• _SHORT TASK_
Nothing may be dropped or altered: reproduce all the data.

***** SUPPLIED MATERIAL

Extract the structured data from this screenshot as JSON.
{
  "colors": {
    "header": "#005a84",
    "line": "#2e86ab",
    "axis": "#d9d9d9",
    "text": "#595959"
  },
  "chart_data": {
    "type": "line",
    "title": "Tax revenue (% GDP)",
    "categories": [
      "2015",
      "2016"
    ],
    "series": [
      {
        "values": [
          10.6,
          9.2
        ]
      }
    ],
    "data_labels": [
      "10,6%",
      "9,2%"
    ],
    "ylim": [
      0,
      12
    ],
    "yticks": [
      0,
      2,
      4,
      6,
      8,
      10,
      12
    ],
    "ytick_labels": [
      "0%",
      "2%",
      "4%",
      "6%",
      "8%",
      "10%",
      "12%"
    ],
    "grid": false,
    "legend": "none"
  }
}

**********

• _RESPONSE TO THE EXERCISE_
Extract the structured data from this screenshot as JSON.
{
  "colors": {
    "header": "#005a84",
    "line": "#2e86ab",
    "axis": "#d9d9d9",
    "text": "#595959"
  },
  "chart_data": {
    "type": "line",
    "title": "Tax revenue (% GDP)",
    "categories": [
      "2015",
      "2016"
    ],
    "series": [
      {
        "values": [
          10.6,
          9.2
        ]
      }
    ],
    "data_labels": [
      "10,6%",
      "9,2%"
    ],
    "ylim": [
      0,
      12
    ],
    "yticks": [
      0,
      2,
      4,
      6,
      8,
      10,
      12
    ],
    "ytick_labels": [
      "0%",
      "2%",
      "4%",
      "6%",
      "8%",
      "10%",
      "12%"
    ],
    "grid": false,
    "legend": "none"
  }
}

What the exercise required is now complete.